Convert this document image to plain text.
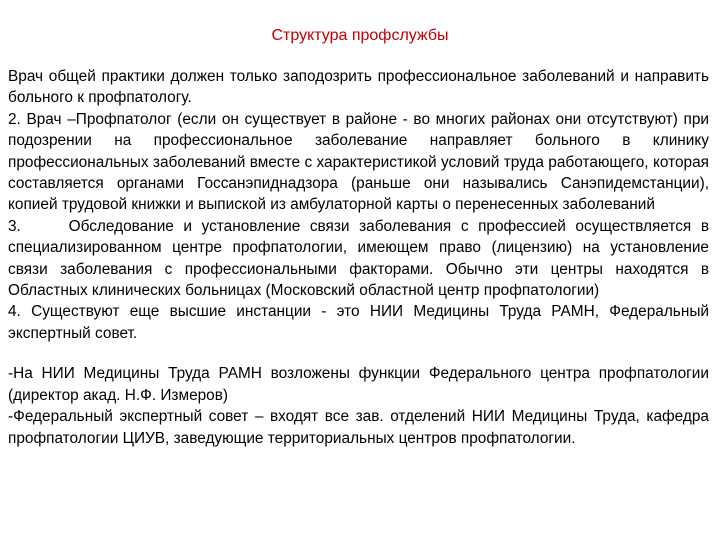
Структура профслужбы

Врач общей практики должен только заподозрить профессиональное заболеваний и направить больного к профпатологу.

2. Врач –Профпатолог (если он существует в районе - во многих районах они отсутствуют) при подозрении на профессиональное заболевание направляет больного в клинику профессиональных заболеваний вместе с характеристикой условий труда работающего, которая составляется органами Госсанэпиднадзора (раньше они назывались Санэпидемстанции), копией трудовой книжки и выпиской из амбулаторной карты о перенесенных заболеваний

3.     Обследование и установление связи заболевания с профессией осуществляется в специализированном центре профпатологии, имеющем право (лицензию) на установление связи заболевания с профессиональными факторами. Обычно эти центры находятся в Областных клинических больницах (Московский областной центр профпатологии)

4. Существуют еще высшие инстанции - это НИИ Медицины Труда РАМН, Федеральный экспертный совет.

-На НИИ Медицины Труда РАМН возложены функции Федерального центра профпатологии (директор акад. Н.Ф. Измеров)

-Федеральный экспертный совет – входят все зав. отделений НИИ Медицины Труда, кафедра профпатологии ЦИУВ, заведующие территориальных центров профпатологии.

SHORT EXERCISE: Your task is to repeat the data above exactly while excluding the pictures.

EXERCISE ANSWER:
Convert this document image to plain text.
Структура профслужбы

Врач общей практики должен только заподозрить профессиональное заболеваний и направить больного к профпатологу.

2. Врач –Профпатолог (если он существует в районе - во многих районах они отсутствуют) при подозрении на профессиональное заболевание направляет больного в клинику профессиональных заболеваний вместе с характеристикой условий труда работающего, которая составляется органами Госсанэпиднадзора (раньше они назывались Санэпидемстанции), копией трудовой книжки и выпиской из амбулаторной карты о перенесенных заболеваний

3.     Обследование и установление связи заболевания с профессией осуществляется в специализированном центре профпатологии, имеющем право (лицензию) на установление связи заболевания с профессиональными факторами. Обычно эти центры находятся в Областных клинических больницах (Московский областной центр профпатологии)

4. Существуют еще высшие инстанции - это НИИ Медицины Труда РАМН, Федеральный экспертный совет.

-На НИИ Медицины Труда РАМН возложены функции Федерального центра профпатологии (директор акад. Н.Ф. Измеров)

-Федеральный экспертный совет – входят все зав. отделений НИИ Медицины Труда, кафедра профпатологии ЦИУВ, заведующие территориальных центров профпатологии.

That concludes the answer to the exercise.